- _WRITTEN PROBLEM_
Gather all lines in the records below that include the word "frac".

************

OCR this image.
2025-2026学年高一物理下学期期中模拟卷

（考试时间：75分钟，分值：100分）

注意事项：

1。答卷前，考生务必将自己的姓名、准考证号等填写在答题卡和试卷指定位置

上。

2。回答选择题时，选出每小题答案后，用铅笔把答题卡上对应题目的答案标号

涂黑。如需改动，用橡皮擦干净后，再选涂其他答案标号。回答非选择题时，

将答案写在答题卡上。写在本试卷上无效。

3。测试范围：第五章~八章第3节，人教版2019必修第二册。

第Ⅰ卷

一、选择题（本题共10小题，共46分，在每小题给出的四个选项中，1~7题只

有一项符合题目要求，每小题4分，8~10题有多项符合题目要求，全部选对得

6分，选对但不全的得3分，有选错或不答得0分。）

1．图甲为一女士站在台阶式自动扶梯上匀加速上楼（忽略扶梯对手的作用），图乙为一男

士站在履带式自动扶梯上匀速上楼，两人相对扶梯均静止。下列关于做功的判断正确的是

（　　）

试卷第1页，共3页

************

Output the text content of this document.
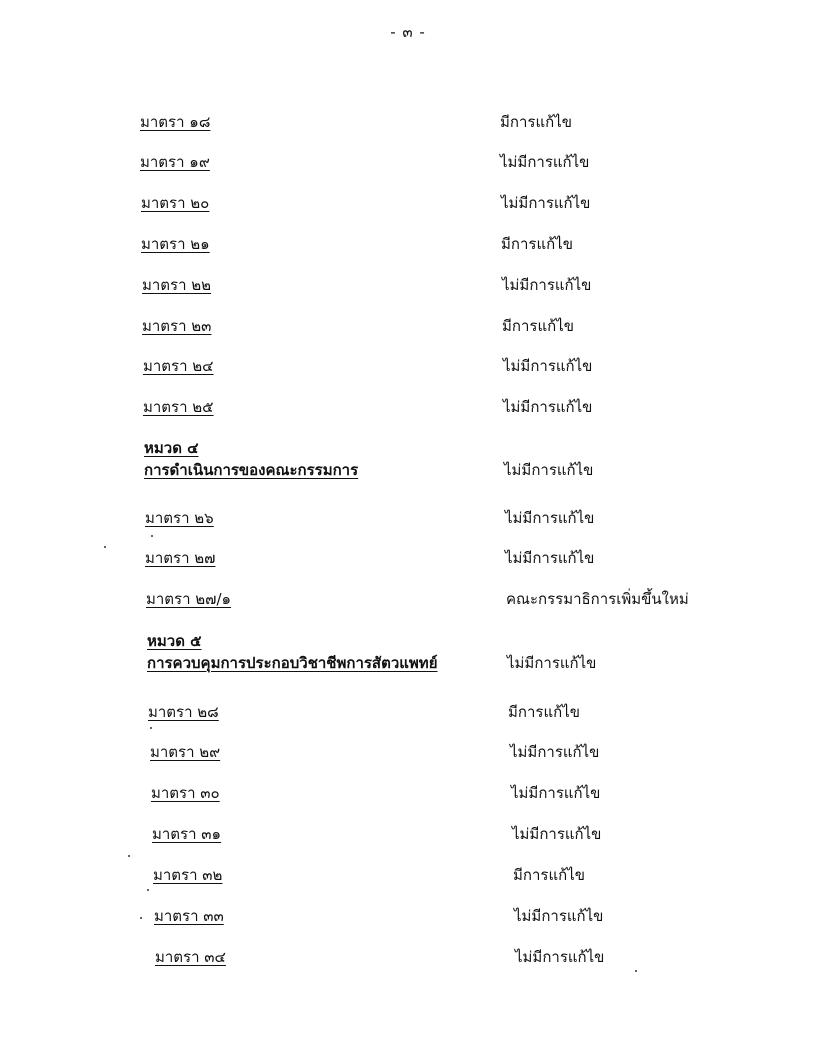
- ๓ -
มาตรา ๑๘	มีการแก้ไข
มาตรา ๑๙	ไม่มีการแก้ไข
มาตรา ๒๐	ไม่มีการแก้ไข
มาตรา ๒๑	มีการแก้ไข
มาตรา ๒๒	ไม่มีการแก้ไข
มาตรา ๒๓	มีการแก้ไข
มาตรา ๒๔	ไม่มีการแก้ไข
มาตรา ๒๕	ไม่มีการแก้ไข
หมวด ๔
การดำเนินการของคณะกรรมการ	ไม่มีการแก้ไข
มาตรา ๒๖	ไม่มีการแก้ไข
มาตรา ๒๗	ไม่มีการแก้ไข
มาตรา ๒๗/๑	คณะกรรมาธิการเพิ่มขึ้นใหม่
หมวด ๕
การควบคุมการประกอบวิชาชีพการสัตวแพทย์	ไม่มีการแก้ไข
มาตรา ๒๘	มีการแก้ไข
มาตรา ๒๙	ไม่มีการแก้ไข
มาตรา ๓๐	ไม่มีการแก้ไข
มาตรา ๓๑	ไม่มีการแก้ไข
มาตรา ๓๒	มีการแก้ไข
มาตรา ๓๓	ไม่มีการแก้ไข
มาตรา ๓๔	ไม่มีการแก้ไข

************

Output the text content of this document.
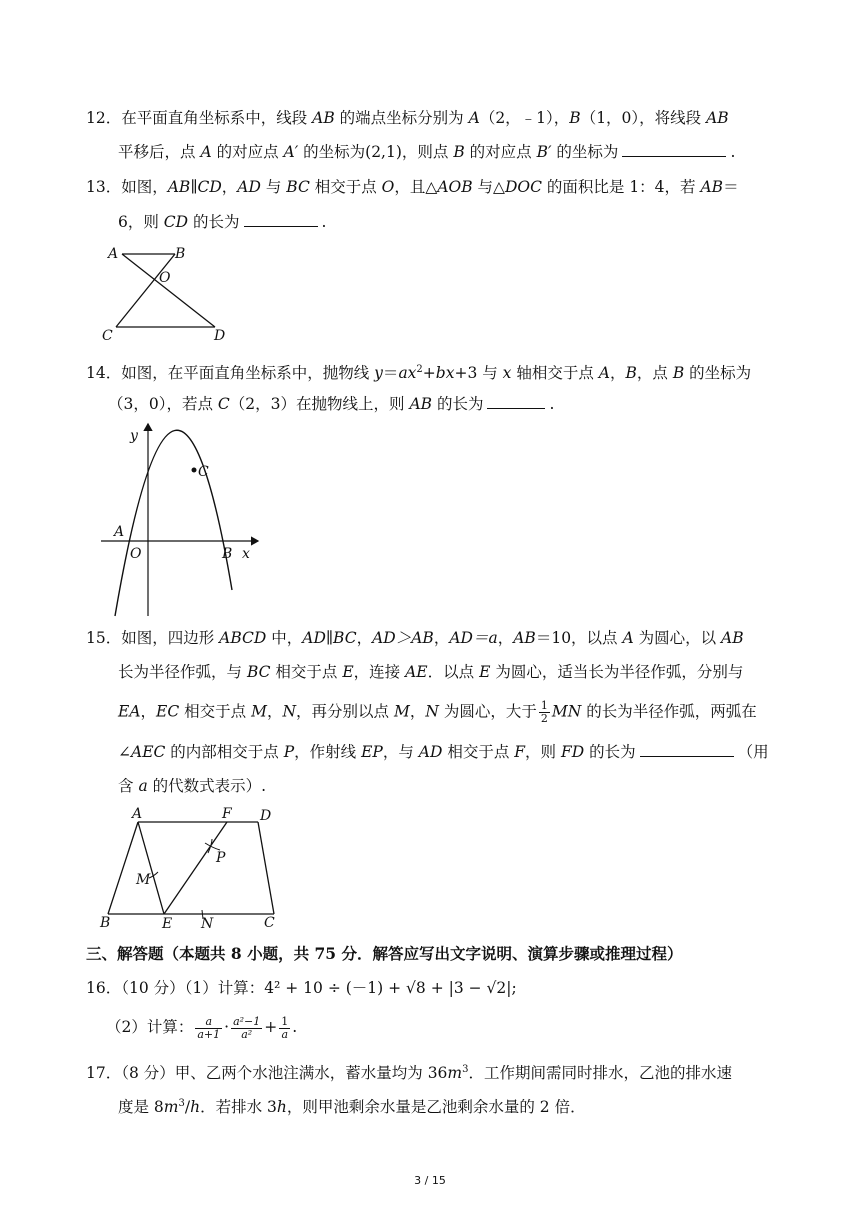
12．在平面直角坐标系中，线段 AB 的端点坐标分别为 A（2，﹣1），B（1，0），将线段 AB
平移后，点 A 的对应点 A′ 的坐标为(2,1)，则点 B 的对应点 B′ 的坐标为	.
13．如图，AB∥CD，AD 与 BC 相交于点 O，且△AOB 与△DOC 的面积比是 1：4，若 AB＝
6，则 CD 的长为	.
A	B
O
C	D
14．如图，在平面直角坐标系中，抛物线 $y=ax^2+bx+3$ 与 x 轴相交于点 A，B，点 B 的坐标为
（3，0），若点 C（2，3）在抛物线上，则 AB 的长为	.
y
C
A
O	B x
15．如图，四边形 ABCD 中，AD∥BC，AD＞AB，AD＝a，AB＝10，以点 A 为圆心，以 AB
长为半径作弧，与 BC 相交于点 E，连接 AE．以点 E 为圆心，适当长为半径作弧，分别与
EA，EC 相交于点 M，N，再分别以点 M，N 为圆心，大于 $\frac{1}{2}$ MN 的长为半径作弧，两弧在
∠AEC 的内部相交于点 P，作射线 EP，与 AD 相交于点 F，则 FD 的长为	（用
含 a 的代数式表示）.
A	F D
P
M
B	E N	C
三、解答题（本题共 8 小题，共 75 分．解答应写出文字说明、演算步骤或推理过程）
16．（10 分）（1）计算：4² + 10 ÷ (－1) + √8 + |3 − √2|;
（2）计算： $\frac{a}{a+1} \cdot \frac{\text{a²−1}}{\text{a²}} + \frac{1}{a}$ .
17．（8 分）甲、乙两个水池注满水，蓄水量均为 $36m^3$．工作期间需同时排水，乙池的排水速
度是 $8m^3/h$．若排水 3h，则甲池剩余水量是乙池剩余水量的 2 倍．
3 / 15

************

- _EXPECTED ANSWER_
EA，EC 相交于点 M，N，再分别以点 M，N 为圆心，大于 $\frac{1}{2}$ MN 的长为半径作弧，两弧在
（2）计算： $\frac{a}{a+1} \cdot \frac{\text{a²−1}}{\text{a²}} + \frac{1}{a}$ .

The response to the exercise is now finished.